┌─ ENTRIES PROVIDED

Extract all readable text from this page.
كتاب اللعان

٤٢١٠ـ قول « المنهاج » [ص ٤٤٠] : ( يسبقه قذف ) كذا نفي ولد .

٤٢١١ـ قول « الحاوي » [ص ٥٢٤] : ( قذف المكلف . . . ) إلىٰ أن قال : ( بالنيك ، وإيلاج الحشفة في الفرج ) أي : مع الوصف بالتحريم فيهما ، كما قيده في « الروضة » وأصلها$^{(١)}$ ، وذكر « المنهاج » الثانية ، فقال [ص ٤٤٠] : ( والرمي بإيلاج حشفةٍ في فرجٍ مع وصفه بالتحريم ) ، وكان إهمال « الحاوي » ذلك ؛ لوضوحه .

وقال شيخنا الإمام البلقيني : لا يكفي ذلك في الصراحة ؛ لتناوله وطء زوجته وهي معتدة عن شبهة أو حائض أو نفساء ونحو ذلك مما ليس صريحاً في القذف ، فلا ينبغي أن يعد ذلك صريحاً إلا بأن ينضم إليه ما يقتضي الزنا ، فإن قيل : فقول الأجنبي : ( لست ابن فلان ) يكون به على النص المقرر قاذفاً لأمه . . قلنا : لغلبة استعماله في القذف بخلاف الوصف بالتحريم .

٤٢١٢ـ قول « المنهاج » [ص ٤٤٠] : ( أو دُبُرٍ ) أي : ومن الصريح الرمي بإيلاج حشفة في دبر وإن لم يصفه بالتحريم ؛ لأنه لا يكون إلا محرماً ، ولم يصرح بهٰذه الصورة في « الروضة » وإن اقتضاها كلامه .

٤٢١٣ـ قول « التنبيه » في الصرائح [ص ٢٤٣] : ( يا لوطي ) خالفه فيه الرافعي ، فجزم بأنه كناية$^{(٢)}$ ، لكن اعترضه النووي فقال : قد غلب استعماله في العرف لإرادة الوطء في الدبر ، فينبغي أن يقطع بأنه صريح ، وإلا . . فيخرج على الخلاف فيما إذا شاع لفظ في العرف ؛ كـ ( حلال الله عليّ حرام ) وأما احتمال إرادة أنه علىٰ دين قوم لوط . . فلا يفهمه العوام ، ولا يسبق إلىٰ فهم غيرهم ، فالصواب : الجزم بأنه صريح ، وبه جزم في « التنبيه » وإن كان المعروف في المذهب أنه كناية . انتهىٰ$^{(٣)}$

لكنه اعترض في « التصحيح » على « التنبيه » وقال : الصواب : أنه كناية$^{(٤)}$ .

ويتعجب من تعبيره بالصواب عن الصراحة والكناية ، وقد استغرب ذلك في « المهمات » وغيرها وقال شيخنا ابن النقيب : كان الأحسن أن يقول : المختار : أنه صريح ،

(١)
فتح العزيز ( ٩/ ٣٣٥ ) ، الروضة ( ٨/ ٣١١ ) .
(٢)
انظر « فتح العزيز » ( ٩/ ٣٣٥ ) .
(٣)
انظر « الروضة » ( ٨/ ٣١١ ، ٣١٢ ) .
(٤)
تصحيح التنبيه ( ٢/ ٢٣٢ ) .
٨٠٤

└─

**TO DO**:
Output the data above exactly, please, line for line.

**FINISHED EXERCISE**:
Extract all readable text from this page.
كتاب اللعان

٤٢١٠ـ قول « المنهاج » [ص ٤٤٠] : ( يسبقه قذف ) كذا نفي ولد .

٤٢١١ـ قول « الحاوي » [ص ٥٢٤] : ( قذف المكلف . . . ) إلىٰ أن قال : ( بالنيك ، وإيلاج الحشفة في الفرج ) أي : مع الوصف بالتحريم فيهما ، كما قيده في « الروضة » وأصلها$^{(١)}$ ، وذكر « المنهاج » الثانية ، فقال [ص ٤٤٠] : ( والرمي بإيلاج حشفةٍ في فرجٍ مع وصفه بالتحريم ) ، وكان إهمال « الحاوي » ذلك ؛ لوضوحه .

وقال شيخنا الإمام البلقيني : لا يكفي ذلك في الصراحة ؛ لتناوله وطء زوجته وهي معتدة عن شبهة أو حائض أو نفساء ونحو ذلك مما ليس صريحاً في القذف ، فلا ينبغي أن يعد ذلك صريحاً إلا بأن ينضم إليه ما يقتضي الزنا ، فإن قيل : فقول الأجنبي : ( لست ابن فلان ) يكون به على النص المقرر قاذفاً لأمه . . قلنا : لغلبة استعماله في القذف بخلاف الوصف بالتحريم .

٤٢١٢ـ قول « المنهاج » [ص ٤٤٠] : ( أو دُبُرٍ ) أي : ومن الصريح الرمي بإيلاج حشفة في دبر وإن لم يصفه بالتحريم ؛ لأنه لا يكون إلا محرماً ، ولم يصرح بهٰذه الصورة في « الروضة » وإن اقتضاها كلامه .

٤٢١٣ـ قول « التنبيه » في الصرائح [ص ٢٤٣] : ( يا لوطي ) خالفه فيه الرافعي ، فجزم بأنه كناية$^{(٢)}$ ، لكن اعترضه النووي فقال : قد غلب استعماله في العرف لإرادة الوطء في الدبر ، فينبغي أن يقطع بأنه صريح ، وإلا . . فيخرج على الخلاف فيما إذا شاع لفظ في العرف ؛ كـ ( حلال الله عليّ حرام ) وأما احتمال إرادة أنه علىٰ دين قوم لوط . . فلا يفهمه العوام ، ولا يسبق إلىٰ فهم غيرهم ، فالصواب : الجزم بأنه صريح ، وبه جزم في « التنبيه » وإن كان المعروف في المذهب أنه كناية . انتهىٰ$^{(٣)}$

لكنه اعترض في « التصحيح » على « التنبيه » وقال : الصواب : أنه كناية$^{(٤)}$ .

ويتعجب من تعبيره بالصواب عن الصراحة والكناية ، وقد استغرب ذلك في « المهمات » وغيرها وقال شيخنا ابن النقيب : كان الأحسن أن يقول : المختار : أنه صريح ،

(١)
فتح العزيز ( ٩/ ٣٣٥ ) ، الروضة ( ٨/ ٣١١ ) .
(٢)
انظر « فتح العزيز » ( ٩/ ٣٣٥ ) .
(٣)
انظر « الروضة » ( ٨/ ٣١١ ، ٣١٢ ) .
(٤)
تصحيح التنبيه ( ٢/ ٢٣٢ ) .
٨٠٤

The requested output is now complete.